* START Given data *
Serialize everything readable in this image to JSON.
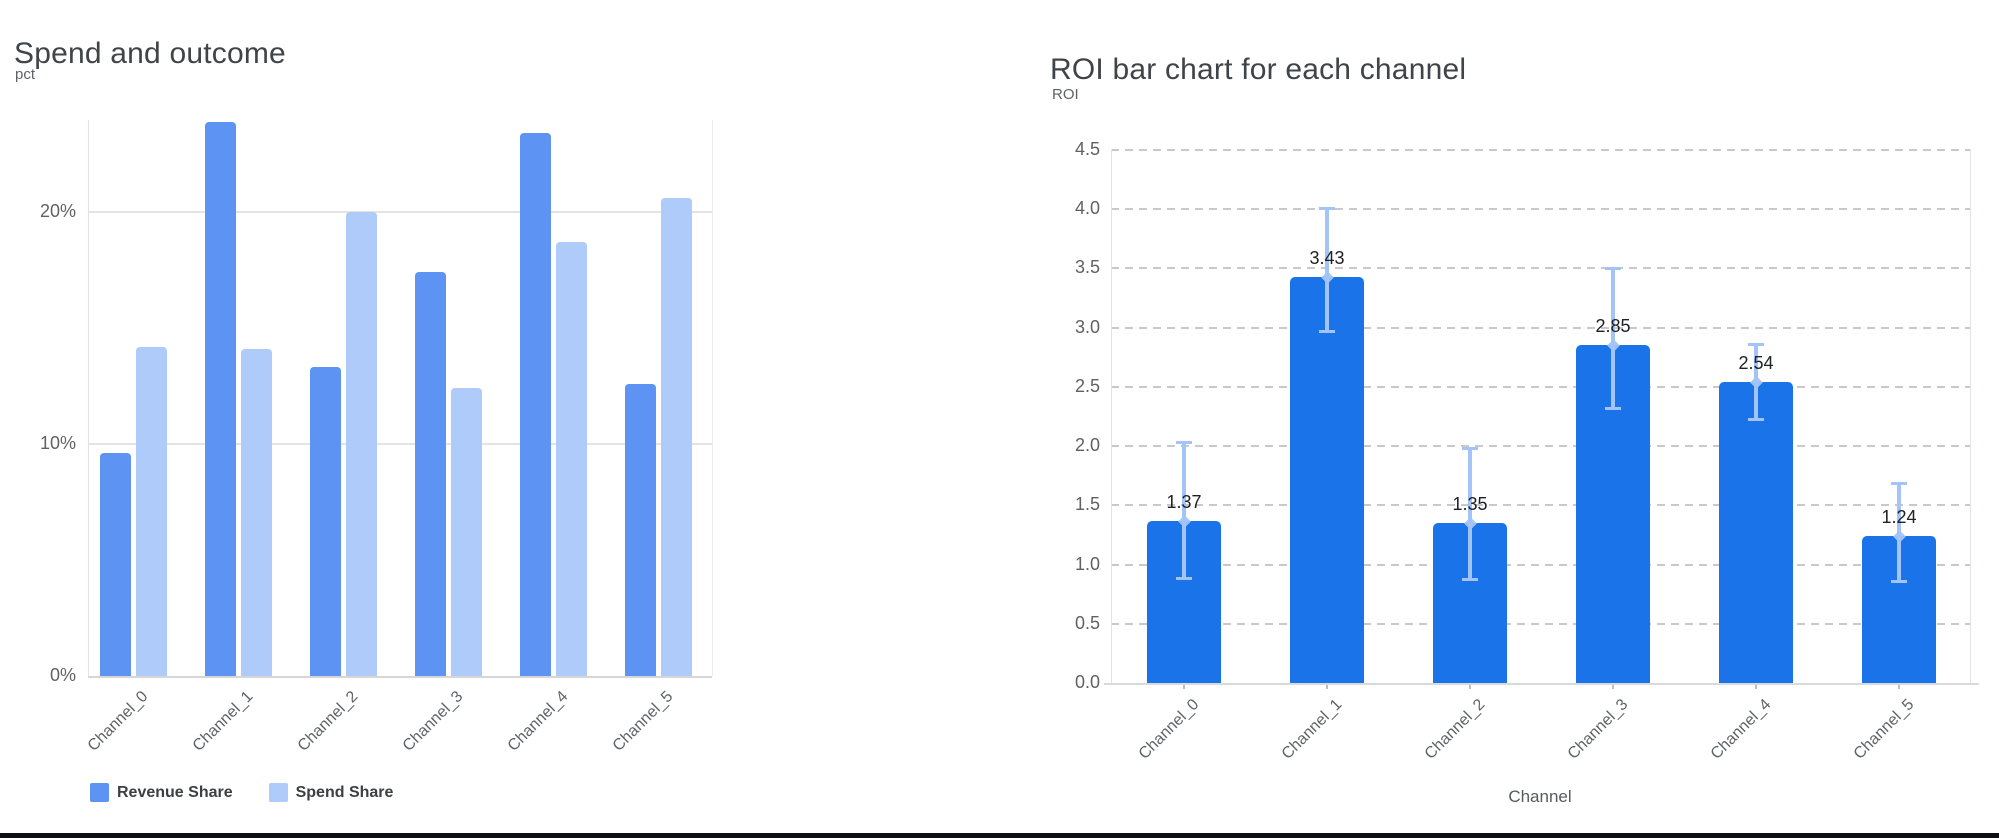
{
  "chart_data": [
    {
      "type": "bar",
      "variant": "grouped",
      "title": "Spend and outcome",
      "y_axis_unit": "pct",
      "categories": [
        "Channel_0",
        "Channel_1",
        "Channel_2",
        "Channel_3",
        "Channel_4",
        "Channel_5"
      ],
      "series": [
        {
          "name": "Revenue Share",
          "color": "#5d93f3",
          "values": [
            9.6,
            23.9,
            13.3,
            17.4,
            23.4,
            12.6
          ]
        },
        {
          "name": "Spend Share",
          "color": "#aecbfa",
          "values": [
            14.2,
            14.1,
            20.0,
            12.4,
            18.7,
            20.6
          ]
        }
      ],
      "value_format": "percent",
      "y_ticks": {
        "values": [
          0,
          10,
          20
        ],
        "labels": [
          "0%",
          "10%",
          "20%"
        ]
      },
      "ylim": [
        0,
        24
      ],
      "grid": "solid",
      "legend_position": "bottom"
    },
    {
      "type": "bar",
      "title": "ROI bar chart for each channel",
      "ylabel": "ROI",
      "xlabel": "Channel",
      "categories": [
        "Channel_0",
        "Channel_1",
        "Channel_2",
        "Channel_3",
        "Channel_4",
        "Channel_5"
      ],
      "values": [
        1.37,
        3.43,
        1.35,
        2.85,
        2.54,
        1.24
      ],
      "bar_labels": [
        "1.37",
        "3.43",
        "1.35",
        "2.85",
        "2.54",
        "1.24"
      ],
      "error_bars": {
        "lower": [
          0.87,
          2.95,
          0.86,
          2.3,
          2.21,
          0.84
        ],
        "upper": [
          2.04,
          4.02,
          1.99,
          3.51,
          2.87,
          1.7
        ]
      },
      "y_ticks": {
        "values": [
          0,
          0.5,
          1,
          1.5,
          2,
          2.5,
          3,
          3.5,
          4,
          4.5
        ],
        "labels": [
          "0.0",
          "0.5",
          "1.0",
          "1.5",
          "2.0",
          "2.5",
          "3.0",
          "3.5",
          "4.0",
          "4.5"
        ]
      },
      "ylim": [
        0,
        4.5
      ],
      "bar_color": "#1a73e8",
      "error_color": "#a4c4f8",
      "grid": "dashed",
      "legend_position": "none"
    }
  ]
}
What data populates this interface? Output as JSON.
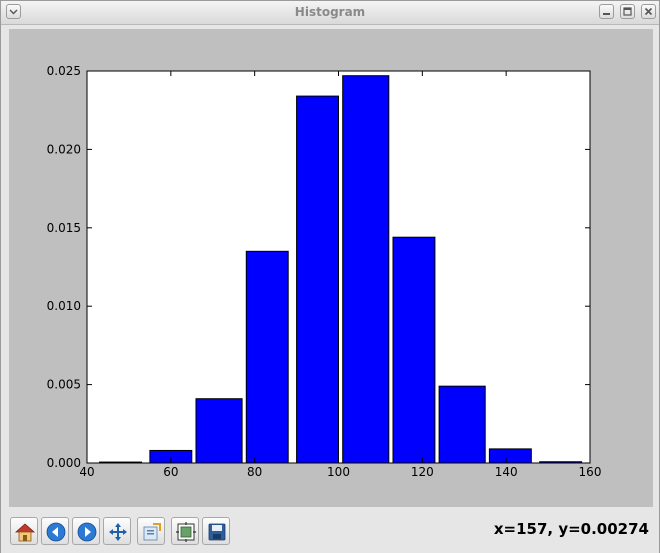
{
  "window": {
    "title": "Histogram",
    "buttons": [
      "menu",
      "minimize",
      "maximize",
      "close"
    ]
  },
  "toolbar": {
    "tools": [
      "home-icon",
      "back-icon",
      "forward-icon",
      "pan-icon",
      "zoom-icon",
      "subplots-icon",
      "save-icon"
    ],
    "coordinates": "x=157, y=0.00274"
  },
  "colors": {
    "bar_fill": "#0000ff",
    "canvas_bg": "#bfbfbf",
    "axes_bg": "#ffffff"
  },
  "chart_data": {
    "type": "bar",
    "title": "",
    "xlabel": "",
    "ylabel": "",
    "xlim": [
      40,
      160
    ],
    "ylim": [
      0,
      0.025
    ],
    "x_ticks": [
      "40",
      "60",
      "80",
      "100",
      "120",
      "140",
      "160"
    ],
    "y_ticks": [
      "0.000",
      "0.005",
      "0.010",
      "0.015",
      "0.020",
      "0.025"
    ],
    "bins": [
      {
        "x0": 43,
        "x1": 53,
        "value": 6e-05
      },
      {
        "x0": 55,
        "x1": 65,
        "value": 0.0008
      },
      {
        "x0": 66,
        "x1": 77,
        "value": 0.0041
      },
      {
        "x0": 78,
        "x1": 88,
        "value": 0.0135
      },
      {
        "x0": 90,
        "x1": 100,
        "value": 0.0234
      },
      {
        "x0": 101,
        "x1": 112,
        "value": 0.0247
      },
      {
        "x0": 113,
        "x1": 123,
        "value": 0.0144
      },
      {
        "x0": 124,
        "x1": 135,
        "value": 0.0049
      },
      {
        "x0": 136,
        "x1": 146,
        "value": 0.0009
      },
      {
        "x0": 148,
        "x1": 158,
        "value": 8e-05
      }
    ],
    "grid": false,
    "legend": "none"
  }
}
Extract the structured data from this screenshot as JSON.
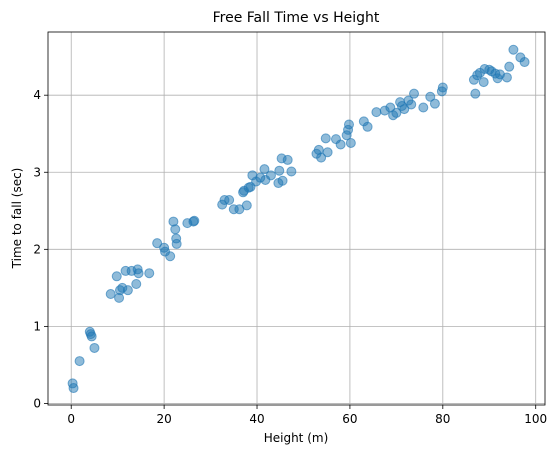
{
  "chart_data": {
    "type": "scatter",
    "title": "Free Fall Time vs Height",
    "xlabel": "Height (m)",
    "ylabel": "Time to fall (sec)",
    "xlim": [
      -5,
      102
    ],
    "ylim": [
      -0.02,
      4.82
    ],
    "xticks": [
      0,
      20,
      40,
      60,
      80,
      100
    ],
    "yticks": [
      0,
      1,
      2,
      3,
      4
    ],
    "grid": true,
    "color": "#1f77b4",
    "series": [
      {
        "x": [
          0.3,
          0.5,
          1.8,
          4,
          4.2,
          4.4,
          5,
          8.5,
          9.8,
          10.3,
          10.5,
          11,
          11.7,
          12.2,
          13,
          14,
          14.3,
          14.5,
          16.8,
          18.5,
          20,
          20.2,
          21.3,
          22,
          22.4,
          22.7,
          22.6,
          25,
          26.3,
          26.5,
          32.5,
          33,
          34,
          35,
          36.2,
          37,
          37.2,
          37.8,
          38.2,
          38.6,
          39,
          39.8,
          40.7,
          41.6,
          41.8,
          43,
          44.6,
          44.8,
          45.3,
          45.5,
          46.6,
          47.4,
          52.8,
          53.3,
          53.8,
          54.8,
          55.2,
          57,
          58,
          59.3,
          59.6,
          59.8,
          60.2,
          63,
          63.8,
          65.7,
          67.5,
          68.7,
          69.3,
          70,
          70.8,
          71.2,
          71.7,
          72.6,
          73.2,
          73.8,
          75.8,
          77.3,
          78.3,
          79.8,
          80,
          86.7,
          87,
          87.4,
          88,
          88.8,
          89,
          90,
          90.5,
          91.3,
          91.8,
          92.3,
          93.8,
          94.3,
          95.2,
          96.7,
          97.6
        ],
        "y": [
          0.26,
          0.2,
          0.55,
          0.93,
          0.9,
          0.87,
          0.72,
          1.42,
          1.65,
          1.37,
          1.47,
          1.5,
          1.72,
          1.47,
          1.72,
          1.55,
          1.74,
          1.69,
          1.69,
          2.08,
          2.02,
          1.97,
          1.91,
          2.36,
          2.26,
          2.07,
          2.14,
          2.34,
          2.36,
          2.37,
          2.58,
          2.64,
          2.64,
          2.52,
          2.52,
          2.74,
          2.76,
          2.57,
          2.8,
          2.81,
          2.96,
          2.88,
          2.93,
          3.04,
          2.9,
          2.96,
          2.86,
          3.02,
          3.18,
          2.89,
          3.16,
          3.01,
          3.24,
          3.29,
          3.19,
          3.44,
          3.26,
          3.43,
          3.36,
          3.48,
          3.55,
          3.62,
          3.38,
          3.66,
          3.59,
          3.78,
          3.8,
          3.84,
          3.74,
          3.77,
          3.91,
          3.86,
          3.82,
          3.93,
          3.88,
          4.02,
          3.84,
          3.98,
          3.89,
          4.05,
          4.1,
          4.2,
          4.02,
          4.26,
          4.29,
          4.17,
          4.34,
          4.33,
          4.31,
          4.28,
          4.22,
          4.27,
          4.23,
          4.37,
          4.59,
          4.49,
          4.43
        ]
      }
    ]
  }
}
* END Given data *
Return only the number of lines in the data above that include the word "Spend".

2